• What to do
Write out each entry again. Keep every word exactly as it is.

[start Material supplied]

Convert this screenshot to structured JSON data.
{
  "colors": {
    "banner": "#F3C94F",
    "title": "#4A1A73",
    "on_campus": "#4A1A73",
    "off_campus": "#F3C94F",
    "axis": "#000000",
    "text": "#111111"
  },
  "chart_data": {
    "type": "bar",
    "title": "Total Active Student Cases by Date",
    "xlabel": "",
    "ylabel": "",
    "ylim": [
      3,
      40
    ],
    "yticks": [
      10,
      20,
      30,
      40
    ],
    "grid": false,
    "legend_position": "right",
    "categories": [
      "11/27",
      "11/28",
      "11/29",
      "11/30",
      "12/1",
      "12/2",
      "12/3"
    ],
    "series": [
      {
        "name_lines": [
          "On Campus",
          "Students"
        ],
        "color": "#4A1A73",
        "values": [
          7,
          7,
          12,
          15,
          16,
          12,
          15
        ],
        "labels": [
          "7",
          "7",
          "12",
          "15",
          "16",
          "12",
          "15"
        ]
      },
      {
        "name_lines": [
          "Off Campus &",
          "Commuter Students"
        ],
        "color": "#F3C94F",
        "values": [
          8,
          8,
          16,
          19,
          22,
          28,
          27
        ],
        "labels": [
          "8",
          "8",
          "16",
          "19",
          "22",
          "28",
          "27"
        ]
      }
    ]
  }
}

[end Material supplied]

• Exercise response
Convert this screenshot to structured JSON data.
{
  "colors": {
    "banner": "#F3C94F",
    "title": "#4A1A73",
    "on_campus": "#4A1A73",
    "off_campus": "#F3C94F",
    "axis": "#000000",
    "text": "#111111"
  },
  "chart_data": {
    "type": "bar",
    "title": "Total Active Student Cases by Date",
    "xlabel": "",
    "ylabel": "",
    "ylim": [
      3,
      40
    ],
    "yticks": [
      10,
      20,
      30,
      40
    ],
    "grid": false,
    "legend_position": "right",
    "categories": [
      "11/27",
      "11/28",
      "11/29",
      "11/30",
      "12/1",
      "12/2",
      "12/3"
    ],
    "series": [
      {
        "name_lines": [
          "On Campus",
          "Students"
        ],
        "color": "#4A1A73",
        "values": [
          7,
          7,
          12,
          15,
          16,
          12,
          15
        ],
        "labels": [
          "7",
          "7",
          "12",
          "15",
          "16",
          "12",
          "15"
        ]
      },
      {
        "name_lines": [
          "Off Campus &",
          "Commuter Students"
        ],
        "color": "#F3C94F",
        "values": [
          8,
          8,
          16,
          19,
          22,
          28,
          27
        ],
        "labels": [
          "8",
          "8",
          "16",
          "19",
          "22",
          "28",
          "27"
        ]
      }
    ]
  }
}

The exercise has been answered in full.